WORK TO BE COMPLETED:
Reproduce every line of the items below, replacing each occurrence of "strength-bar" with "momentum-bar" and leaving everything else unchanged.

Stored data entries
* begin *

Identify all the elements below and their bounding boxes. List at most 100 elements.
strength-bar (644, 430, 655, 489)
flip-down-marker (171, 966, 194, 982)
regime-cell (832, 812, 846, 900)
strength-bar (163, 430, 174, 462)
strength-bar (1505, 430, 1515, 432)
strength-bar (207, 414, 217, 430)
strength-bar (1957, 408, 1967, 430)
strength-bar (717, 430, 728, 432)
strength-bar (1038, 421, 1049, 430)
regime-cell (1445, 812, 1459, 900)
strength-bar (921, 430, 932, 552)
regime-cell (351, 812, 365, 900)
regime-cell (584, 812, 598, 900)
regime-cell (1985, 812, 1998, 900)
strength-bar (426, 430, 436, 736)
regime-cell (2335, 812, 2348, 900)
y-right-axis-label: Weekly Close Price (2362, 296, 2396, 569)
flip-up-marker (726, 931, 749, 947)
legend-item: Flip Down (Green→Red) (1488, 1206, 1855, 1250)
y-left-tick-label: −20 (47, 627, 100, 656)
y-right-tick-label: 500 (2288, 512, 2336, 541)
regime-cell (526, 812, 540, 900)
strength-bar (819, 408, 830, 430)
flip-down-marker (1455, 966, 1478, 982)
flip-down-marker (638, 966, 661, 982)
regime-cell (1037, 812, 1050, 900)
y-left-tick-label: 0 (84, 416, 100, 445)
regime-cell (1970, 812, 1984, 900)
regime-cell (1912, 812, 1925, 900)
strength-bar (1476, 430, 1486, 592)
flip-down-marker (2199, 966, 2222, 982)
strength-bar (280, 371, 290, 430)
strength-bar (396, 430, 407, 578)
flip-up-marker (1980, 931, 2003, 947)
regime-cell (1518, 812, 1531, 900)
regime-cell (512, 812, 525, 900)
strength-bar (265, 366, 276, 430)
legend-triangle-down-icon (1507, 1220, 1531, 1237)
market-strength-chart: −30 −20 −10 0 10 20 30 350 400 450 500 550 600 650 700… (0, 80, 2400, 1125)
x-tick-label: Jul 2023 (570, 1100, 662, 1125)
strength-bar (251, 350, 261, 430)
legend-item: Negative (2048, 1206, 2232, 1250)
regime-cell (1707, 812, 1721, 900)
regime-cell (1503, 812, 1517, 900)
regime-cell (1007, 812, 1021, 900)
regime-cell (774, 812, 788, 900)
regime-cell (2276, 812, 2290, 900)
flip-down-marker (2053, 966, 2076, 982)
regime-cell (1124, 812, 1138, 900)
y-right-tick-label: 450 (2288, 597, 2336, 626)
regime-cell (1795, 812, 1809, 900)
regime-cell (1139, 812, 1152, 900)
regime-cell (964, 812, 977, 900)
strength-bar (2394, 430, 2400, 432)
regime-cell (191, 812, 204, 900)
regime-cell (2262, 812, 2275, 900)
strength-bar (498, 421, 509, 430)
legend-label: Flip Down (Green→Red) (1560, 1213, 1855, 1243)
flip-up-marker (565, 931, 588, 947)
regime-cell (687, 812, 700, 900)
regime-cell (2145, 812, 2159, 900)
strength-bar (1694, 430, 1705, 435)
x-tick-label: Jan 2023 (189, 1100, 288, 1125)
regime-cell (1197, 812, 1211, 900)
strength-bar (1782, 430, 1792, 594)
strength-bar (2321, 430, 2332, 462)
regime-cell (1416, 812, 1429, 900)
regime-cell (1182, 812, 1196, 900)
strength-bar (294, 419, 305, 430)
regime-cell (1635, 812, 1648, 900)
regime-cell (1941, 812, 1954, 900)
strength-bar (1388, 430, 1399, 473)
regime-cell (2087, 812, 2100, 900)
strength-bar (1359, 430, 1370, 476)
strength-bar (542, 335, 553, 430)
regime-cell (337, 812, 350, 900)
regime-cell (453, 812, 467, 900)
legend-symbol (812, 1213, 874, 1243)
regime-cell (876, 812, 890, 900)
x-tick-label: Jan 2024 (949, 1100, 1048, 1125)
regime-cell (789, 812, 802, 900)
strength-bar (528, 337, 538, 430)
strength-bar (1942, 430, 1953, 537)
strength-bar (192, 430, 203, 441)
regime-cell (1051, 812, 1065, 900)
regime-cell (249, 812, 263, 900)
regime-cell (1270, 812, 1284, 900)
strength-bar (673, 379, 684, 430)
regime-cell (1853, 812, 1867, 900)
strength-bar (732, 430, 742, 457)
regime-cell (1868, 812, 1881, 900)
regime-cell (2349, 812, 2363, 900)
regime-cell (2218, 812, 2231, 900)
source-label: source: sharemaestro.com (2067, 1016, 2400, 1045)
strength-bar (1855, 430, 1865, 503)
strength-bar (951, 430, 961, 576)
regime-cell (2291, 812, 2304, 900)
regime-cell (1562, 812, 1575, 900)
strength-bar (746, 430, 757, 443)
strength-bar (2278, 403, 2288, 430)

* end *

FULL OUTPUT:
Identify all the elements below and their bounding boxes. List at most 100 elements.
momentum-bar (644, 430, 655, 489)
flip-down-marker (171, 966, 194, 982)
regime-cell (832, 812, 846, 900)
momentum-bar (163, 430, 174, 462)
momentum-bar (1505, 430, 1515, 432)
momentum-bar (207, 414, 217, 430)
momentum-bar (1957, 408, 1967, 430)
momentum-bar (717, 430, 728, 432)
momentum-bar (1038, 421, 1049, 430)
regime-cell (1445, 812, 1459, 900)
momentum-bar (921, 430, 932, 552)
regime-cell (351, 812, 365, 900)
regime-cell (584, 812, 598, 900)
regime-cell (1985, 812, 1998, 900)
momentum-bar (426, 430, 436, 736)
regime-cell (2335, 812, 2348, 900)
y-right-axis-label: Weekly Close Price (2362, 296, 2396, 569)
flip-up-marker (726, 931, 749, 947)
legend-item: Flip Down (Green→Red) (1488, 1206, 1855, 1250)
y-left-tick-label: −20 (47, 627, 100, 656)
y-right-tick-label: 500 (2288, 512, 2336, 541)
regime-cell (526, 812, 540, 900)
momentum-bar (819, 408, 830, 430)
flip-down-marker (1455, 966, 1478, 982)
flip-down-marker (638, 966, 661, 982)
regime-cell (1037, 812, 1050, 900)
y-left-tick-label: 0 (84, 416, 100, 445)
regime-cell (1970, 812, 1984, 900)
regime-cell (1912, 812, 1925, 900)
momentum-bar (1476, 430, 1486, 592)
flip-down-marker (2199, 966, 2222, 982)
momentum-bar (280, 371, 290, 430)
momentum-bar (396, 430, 407, 578)
flip-up-marker (1980, 931, 2003, 947)
regime-cell (1518, 812, 1531, 900)
regime-cell (512, 812, 525, 900)
momentum-bar (265, 366, 276, 430)
legend-triangle-down-icon (1507, 1220, 1531, 1237)
market-strength-chart: −30 −20 −10 0 10 20 30 350 400 450 500 550 600 650 700… (0, 80, 2400, 1125)
x-tick-label: Jul 2023 (570, 1100, 662, 1125)
momentum-bar (251, 350, 261, 430)
legend-item: Negative (2048, 1206, 2232, 1250)
regime-cell (1707, 812, 1721, 900)
regime-cell (1503, 812, 1517, 900)
regime-cell (1007, 812, 1021, 900)
regime-cell (774, 812, 788, 900)
regime-cell (2276, 812, 2290, 900)
flip-down-marker (2053, 966, 2076, 982)
regime-cell (1124, 812, 1138, 900)
y-right-tick-label: 450 (2288, 597, 2336, 626)
regime-cell (1795, 812, 1809, 900)
regime-cell (1139, 812, 1152, 900)
regime-cell (964, 812, 977, 900)
momentum-bar (2394, 430, 2400, 432)
regime-cell (191, 812, 204, 900)
regime-cell (2262, 812, 2275, 900)
momentum-bar (498, 421, 509, 430)
legend-label: Flip Down (Green→Red) (1560, 1213, 1855, 1243)
flip-up-marker (565, 931, 588, 947)
regime-cell (687, 812, 700, 900)
regime-cell (2145, 812, 2159, 900)
momentum-bar (1694, 430, 1705, 435)
x-tick-label: Jan 2023 (189, 1100, 288, 1125)
regime-cell (1197, 812, 1211, 900)
momentum-bar (1782, 430, 1792, 594)
momentum-bar (2321, 430, 2332, 462)
regime-cell (1416, 812, 1429, 900)
regime-cell (1182, 812, 1196, 900)
momentum-bar (294, 419, 305, 430)
regime-cell (1635, 812, 1648, 900)
regime-cell (1941, 812, 1954, 900)
momentum-bar (1388, 430, 1399, 473)
regime-cell (2087, 812, 2100, 900)
momentum-bar (1359, 430, 1370, 476)
momentum-bar (542, 335, 553, 430)
regime-cell (337, 812, 350, 900)
regime-cell (453, 812, 467, 900)
legend-symbol (812, 1213, 874, 1243)
regime-cell (876, 812, 890, 900)
x-tick-label: Jan 2024 (949, 1100, 1048, 1125)
regime-cell (789, 812, 802, 900)
momentum-bar (528, 337, 538, 430)
momentum-bar (1942, 430, 1953, 537)
momentum-bar (192, 430, 203, 441)
regime-cell (1051, 812, 1065, 900)
regime-cell (249, 812, 263, 900)
regime-cell (1270, 812, 1284, 900)
momentum-bar (673, 379, 684, 430)
regime-cell (1853, 812, 1867, 900)
momentum-bar (732, 430, 742, 457)
regime-cell (1868, 812, 1881, 900)
regime-cell (2349, 812, 2363, 900)
regime-cell (2218, 812, 2231, 900)
source-label: source: sharemaestro.com (2067, 1016, 2400, 1045)
momentum-bar (1855, 430, 1865, 503)
momentum-bar (951, 430, 961, 576)
regime-cell (2291, 812, 2304, 900)
regime-cell (1562, 812, 1575, 900)
momentum-bar (746, 430, 757, 443)
momentum-bar (2278, 403, 2288, 430)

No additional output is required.